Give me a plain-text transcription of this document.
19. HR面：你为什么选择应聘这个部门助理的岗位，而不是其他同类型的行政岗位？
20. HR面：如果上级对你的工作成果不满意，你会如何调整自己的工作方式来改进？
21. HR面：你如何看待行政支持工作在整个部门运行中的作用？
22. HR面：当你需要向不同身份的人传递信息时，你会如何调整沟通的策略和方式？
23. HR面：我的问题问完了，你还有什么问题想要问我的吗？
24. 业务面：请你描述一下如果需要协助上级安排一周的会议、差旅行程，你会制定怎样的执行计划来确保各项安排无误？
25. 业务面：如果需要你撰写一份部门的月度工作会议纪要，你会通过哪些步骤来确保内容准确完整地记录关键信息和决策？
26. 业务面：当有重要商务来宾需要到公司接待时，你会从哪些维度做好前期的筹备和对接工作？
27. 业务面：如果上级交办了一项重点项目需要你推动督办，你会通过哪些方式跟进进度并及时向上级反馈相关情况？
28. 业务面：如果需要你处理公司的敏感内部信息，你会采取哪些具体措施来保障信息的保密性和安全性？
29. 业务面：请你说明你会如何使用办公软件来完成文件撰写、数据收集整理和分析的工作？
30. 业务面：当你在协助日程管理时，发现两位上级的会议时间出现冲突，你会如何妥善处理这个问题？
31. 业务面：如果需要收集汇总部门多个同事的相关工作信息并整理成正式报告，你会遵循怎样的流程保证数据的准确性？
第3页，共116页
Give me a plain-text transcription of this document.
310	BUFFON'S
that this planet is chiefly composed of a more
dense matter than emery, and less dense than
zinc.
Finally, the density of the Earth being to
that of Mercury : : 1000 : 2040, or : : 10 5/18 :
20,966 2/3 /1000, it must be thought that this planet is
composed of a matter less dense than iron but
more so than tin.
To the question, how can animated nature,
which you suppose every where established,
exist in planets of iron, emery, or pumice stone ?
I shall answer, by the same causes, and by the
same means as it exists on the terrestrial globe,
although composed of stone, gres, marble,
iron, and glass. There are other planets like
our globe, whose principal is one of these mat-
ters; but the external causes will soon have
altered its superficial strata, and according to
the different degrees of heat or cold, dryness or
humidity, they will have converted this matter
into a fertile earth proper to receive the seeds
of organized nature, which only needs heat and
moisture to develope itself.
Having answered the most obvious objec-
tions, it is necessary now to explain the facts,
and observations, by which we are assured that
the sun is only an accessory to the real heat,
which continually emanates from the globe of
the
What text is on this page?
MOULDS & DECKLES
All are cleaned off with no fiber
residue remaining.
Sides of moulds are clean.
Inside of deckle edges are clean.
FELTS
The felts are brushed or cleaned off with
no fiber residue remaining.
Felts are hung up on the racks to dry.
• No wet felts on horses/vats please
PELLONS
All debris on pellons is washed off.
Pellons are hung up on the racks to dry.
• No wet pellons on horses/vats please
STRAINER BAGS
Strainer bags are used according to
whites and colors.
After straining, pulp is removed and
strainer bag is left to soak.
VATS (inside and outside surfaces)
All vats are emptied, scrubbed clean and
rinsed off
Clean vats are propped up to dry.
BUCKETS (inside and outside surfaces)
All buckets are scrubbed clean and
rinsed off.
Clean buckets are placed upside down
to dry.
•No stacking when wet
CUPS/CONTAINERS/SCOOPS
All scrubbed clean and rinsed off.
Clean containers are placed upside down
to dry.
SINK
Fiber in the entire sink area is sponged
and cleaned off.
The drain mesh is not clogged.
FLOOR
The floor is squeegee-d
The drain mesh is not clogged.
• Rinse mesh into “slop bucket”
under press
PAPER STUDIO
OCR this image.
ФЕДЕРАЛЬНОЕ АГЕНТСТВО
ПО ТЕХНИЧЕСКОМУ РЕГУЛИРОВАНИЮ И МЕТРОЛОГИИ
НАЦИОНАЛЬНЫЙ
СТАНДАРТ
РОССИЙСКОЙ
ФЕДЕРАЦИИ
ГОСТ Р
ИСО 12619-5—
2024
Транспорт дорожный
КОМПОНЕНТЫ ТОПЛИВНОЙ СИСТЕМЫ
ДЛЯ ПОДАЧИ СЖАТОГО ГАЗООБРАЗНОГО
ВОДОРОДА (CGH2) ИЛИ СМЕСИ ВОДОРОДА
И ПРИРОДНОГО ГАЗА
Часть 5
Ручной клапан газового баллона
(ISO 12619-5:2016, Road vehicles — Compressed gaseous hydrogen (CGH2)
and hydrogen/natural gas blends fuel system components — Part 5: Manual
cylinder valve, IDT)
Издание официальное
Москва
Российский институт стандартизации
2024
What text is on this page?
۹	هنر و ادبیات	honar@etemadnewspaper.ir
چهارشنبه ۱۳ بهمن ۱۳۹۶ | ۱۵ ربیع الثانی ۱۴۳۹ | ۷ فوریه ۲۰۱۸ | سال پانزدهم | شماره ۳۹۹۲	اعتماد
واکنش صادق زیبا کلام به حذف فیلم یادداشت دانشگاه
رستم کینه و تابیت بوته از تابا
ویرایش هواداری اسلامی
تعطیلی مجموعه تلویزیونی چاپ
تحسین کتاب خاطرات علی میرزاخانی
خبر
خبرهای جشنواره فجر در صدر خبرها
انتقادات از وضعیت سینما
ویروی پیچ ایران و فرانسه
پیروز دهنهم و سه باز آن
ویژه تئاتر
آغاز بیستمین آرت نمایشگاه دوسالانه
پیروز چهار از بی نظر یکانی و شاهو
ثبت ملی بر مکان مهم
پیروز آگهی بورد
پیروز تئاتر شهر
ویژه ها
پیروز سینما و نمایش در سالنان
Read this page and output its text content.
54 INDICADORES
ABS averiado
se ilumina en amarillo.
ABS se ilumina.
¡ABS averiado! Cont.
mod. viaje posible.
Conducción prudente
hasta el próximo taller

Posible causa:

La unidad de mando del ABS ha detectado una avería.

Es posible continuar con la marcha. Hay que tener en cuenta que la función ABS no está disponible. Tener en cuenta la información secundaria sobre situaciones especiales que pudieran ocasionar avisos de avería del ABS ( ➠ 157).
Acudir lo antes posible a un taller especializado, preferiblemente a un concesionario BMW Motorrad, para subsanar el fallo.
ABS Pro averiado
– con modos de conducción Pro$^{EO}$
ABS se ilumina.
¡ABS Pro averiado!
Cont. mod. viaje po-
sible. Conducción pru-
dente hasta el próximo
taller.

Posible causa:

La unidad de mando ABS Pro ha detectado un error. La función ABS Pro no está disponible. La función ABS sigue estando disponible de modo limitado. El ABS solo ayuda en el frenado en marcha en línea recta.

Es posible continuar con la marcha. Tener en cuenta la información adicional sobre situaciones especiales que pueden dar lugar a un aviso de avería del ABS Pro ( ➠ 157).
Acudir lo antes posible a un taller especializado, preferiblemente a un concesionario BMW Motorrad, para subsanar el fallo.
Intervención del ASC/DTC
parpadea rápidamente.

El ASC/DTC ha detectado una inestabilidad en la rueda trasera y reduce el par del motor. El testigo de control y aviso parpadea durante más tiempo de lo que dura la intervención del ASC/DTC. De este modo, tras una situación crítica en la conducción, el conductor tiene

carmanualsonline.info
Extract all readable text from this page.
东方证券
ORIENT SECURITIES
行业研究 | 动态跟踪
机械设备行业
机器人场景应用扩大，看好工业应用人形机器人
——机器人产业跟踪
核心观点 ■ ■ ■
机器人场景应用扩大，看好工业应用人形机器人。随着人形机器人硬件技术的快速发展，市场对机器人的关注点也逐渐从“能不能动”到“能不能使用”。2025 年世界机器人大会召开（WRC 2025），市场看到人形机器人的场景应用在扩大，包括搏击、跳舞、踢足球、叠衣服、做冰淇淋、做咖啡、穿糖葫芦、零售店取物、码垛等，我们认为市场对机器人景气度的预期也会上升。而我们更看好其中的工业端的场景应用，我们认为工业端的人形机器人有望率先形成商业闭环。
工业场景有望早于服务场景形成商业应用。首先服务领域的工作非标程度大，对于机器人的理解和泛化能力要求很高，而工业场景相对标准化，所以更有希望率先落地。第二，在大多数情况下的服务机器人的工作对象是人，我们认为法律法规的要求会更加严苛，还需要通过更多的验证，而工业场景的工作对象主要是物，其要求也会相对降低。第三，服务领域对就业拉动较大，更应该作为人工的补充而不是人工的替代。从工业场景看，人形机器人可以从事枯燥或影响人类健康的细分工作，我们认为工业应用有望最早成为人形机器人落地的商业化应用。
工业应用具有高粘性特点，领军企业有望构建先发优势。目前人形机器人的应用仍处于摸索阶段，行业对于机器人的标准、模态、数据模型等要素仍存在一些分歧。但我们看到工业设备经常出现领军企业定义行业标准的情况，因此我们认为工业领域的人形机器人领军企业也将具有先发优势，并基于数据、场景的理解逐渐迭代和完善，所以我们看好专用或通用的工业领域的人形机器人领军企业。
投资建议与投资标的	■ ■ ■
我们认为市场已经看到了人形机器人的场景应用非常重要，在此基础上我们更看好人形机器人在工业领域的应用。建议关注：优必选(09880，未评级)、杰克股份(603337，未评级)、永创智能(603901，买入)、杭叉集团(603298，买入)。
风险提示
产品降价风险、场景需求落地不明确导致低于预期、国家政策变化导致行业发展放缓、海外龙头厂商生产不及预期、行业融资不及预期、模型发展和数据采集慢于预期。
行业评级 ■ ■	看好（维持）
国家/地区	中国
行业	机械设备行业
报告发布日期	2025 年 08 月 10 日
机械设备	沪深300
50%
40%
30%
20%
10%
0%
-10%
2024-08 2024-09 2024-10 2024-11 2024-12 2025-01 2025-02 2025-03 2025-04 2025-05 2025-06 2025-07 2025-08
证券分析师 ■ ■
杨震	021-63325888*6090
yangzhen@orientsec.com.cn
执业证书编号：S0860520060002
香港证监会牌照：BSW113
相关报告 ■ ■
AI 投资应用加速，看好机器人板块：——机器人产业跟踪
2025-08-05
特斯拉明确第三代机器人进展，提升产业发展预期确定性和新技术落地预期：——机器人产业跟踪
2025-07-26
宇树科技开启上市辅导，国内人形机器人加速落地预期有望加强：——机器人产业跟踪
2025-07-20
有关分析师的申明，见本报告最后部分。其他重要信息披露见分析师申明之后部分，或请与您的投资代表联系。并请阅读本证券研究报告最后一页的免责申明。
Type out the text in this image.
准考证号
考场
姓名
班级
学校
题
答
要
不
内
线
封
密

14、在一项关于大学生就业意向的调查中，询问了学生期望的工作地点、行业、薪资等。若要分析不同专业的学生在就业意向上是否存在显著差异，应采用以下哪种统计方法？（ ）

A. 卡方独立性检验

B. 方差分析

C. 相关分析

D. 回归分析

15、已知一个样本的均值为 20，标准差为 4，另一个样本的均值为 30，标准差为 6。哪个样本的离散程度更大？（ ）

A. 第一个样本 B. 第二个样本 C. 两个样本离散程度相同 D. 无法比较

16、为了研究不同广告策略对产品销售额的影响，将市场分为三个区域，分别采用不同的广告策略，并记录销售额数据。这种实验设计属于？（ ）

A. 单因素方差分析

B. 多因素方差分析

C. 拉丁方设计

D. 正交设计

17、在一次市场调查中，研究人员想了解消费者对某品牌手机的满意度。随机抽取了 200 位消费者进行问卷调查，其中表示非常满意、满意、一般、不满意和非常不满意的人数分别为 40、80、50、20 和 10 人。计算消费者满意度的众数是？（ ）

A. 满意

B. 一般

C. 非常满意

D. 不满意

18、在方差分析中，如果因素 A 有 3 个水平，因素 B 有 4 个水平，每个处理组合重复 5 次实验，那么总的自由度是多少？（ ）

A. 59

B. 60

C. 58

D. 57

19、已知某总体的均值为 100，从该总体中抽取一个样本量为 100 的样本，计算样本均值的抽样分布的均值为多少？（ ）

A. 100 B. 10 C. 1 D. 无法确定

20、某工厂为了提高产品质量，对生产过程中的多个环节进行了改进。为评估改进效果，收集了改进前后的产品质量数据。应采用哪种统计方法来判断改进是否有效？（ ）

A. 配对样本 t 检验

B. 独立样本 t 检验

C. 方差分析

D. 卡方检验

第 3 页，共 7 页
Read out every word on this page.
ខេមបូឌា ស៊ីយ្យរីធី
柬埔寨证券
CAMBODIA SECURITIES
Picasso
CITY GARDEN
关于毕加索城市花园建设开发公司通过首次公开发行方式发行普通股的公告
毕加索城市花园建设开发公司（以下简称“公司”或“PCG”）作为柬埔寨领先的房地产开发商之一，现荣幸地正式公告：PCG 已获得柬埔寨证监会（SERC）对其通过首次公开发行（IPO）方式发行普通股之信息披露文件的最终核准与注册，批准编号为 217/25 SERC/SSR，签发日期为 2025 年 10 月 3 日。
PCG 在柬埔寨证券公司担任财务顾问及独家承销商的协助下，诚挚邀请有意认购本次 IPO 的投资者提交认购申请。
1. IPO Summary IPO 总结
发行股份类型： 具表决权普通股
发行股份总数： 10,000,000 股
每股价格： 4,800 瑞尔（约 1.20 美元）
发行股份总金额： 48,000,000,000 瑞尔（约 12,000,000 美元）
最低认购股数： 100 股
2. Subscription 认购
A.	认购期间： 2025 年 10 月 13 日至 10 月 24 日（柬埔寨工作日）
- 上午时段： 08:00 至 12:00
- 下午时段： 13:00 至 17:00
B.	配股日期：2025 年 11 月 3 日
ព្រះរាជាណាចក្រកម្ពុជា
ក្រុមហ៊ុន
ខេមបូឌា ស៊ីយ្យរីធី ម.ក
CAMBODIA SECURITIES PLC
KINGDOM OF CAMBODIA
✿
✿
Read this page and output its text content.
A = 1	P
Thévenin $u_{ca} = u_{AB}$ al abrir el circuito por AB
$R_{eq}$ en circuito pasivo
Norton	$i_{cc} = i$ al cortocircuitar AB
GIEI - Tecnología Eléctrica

The problem | Select every line of the records holding the string "globe".

Exercise result |
same means as it exists on the terrestrial globe,
our globe, whose principal is one of these mat-
which continually emanates from the globe of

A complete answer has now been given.